## To be done
Reproduce each of the following rows verbatim.

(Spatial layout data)
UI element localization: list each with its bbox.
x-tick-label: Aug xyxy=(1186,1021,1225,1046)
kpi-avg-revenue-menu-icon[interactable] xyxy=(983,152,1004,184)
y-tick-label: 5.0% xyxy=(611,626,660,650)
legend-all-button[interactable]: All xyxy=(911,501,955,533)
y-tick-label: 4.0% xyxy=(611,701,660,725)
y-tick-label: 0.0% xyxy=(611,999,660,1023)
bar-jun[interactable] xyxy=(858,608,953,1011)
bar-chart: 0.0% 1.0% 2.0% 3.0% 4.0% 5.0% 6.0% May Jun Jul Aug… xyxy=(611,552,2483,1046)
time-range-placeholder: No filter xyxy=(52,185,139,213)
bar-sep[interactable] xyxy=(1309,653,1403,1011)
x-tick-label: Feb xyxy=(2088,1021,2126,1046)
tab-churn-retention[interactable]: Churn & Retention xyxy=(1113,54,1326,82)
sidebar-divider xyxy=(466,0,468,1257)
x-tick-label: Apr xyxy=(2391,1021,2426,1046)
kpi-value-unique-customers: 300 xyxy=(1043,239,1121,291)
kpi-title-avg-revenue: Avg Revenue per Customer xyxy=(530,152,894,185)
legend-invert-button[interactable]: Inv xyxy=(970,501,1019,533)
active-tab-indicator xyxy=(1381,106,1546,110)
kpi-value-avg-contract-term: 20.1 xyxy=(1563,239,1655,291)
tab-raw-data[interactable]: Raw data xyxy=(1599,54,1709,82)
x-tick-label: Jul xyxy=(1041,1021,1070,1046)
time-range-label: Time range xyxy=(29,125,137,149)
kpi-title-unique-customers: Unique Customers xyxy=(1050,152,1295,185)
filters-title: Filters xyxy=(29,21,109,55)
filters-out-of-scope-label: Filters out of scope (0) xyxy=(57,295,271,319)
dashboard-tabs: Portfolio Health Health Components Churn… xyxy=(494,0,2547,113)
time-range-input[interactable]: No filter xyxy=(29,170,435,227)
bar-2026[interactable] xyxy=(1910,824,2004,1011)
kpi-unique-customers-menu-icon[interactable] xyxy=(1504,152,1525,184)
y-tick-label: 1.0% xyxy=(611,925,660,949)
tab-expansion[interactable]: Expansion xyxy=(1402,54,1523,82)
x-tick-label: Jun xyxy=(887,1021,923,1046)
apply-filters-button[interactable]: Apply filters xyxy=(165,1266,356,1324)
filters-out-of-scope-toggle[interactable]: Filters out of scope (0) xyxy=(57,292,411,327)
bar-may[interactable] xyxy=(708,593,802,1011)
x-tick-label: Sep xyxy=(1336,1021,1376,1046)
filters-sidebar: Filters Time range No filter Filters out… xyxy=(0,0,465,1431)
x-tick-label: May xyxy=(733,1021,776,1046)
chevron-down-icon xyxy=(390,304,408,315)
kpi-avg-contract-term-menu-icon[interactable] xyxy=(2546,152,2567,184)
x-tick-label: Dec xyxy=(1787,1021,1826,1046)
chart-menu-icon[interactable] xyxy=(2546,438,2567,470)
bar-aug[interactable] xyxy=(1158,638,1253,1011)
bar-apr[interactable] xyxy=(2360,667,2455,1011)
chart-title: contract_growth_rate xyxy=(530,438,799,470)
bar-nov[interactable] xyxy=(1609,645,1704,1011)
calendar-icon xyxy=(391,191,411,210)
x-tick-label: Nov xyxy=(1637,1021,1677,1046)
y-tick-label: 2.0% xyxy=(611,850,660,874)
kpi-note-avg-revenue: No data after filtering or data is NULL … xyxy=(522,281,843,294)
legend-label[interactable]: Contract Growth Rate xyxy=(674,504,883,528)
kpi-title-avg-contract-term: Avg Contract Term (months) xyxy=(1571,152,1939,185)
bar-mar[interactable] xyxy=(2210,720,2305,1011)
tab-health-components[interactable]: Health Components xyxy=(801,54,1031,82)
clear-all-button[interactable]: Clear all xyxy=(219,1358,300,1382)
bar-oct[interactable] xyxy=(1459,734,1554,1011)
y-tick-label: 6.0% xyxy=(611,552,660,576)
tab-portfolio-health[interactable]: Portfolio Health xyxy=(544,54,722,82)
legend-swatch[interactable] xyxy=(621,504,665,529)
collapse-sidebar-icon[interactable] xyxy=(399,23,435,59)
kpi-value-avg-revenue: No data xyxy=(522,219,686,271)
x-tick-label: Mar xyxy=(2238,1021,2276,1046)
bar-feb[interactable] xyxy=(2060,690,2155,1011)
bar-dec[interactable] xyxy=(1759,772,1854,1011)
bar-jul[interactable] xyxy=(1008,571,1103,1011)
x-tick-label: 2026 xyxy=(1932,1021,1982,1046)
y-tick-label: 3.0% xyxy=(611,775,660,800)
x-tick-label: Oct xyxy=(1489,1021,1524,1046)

## Final result
UI element localization: list each with its bbox.
x-tick-label: Aug xyxy=(1186,1021,1225,1046)
kpi-avg-revenue-menu-icon[interactable] xyxy=(983,152,1004,184)
y-tick-label: 5.0% xyxy=(611,626,660,650)
legend-all-button[interactable]: All xyxy=(911,501,955,533)
y-tick-label: 4.0% xyxy=(611,701,660,725)
y-tick-label: 0.0% xyxy=(611,999,660,1023)
bar-jun[interactable] xyxy=(858,608,953,1011)
bar-chart: 0.0% 1.0% 2.0% 3.0% 4.0% 5.0% 6.0% May Jun Jul Aug… xyxy=(611,552,2483,1046)
time-range-placeholder: No filter xyxy=(52,185,139,213)
bar-sep[interactable] xyxy=(1309,653,1403,1011)
x-tick-label: Feb xyxy=(2088,1021,2126,1046)
tab-churn-retention[interactable]: Churn & Retention xyxy=(1113,54,1326,82)
sidebar-divider xyxy=(466,0,468,1257)
x-tick-label: Apr xyxy=(2391,1021,2426,1046)
kpi-value-unique-customers: 300 xyxy=(1043,239,1121,291)
kpi-title-avg-revenue: Avg Revenue per Customer xyxy=(530,152,894,185)
legend-invert-button[interactable]: Inv xyxy=(970,501,1019,533)
active-tab-indicator xyxy=(1381,106,1546,110)
kpi-value-avg-contract-term: 20.1 xyxy=(1563,239,1655,291)
tab-raw-data[interactable]: Raw data xyxy=(1599,54,1709,82)
x-tick-label: Jul xyxy=(1041,1021,1070,1046)
time-range-label: Time range xyxy=(29,125,137,149)
kpi-title-unique-customers: Unique Customers xyxy=(1050,152,1295,185)
filters-title: Filters xyxy=(29,21,109,55)
filters-out-of-scope-label: Filters out of scope (0) xyxy=(57,295,271,319)
dashboard-tabs: Portfolio Health Health Components Churn… xyxy=(494,0,2547,113)
time-range-input[interactable]: No filter xyxy=(29,170,435,227)
bar-2026[interactable] xyxy=(1910,824,2004,1011)
kpi-unique-customers-menu-icon[interactable] xyxy=(1504,152,1525,184)
y-tick-label: 1.0% xyxy=(611,925,660,949)
tab-expansion[interactable]: Expansion xyxy=(1402,54,1523,82)
x-tick-label: Jun xyxy=(887,1021,923,1046)
apply-filters-button[interactable]: Apply filters xyxy=(165,1266,356,1324)
filters-out-of-scope-toggle[interactable]: Filters out of scope (0) xyxy=(57,292,411,327)
bar-may[interactable] xyxy=(708,593,802,1011)
x-tick-label: Sep xyxy=(1336,1021,1376,1046)
filters-sidebar: Filters Time range No filter Filters out… xyxy=(0,0,465,1431)
x-tick-label: May xyxy=(733,1021,776,1046)
chevron-down-icon xyxy=(390,304,408,315)
kpi-avg-contract-term-menu-icon[interactable] xyxy=(2546,152,2567,184)
x-tick-label: Dec xyxy=(1787,1021,1826,1046)
chart-menu-icon[interactable] xyxy=(2546,438,2567,470)
bar-aug[interactable] xyxy=(1158,638,1253,1011)
bar-apr[interactable] xyxy=(2360,667,2455,1011)
chart-title: contract_growth_rate xyxy=(530,438,799,470)
bar-nov[interactable] xyxy=(1609,645,1704,1011)
calendar-icon xyxy=(391,191,411,210)
x-tick-label: Nov xyxy=(1637,1021,1677,1046)
y-tick-label: 2.0% xyxy=(611,850,660,874)
kpi-note-avg-revenue: No data after filtering or data is NULL … xyxy=(522,281,843,294)
legend-label[interactable]: Contract Growth Rate xyxy=(674,504,883,528)
kpi-title-avg-contract-term: Avg Contract Term (months) xyxy=(1571,152,1939,185)
bar-mar[interactable] xyxy=(2210,720,2305,1011)
tab-health-components[interactable]: Health Components xyxy=(801,54,1031,82)
clear-all-button[interactable]: Clear all xyxy=(219,1358,300,1382)
bar-oct[interactable] xyxy=(1459,734,1554,1011)
y-tick-label: 6.0% xyxy=(611,552,660,576)
tab-portfolio-health[interactable]: Portfolio Health xyxy=(544,54,722,82)
legend-swatch[interactable] xyxy=(621,504,665,529)
collapse-sidebar-icon[interactable] xyxy=(399,23,435,59)
kpi-value-avg-revenue: No data xyxy=(522,219,686,271)
x-tick-label: Mar xyxy=(2238,1021,2276,1046)
bar-feb[interactable] xyxy=(2060,690,2155,1011)
bar-dec[interactable] xyxy=(1759,772,1854,1011)
bar-jul[interactable] xyxy=(1008,571,1103,1011)
x-tick-label: 2026 xyxy=(1932,1021,1982,1046)
y-tick-label: 3.0% xyxy=(611,775,660,800)
x-tick-label: Oct xyxy=(1489,1021,1524,1046)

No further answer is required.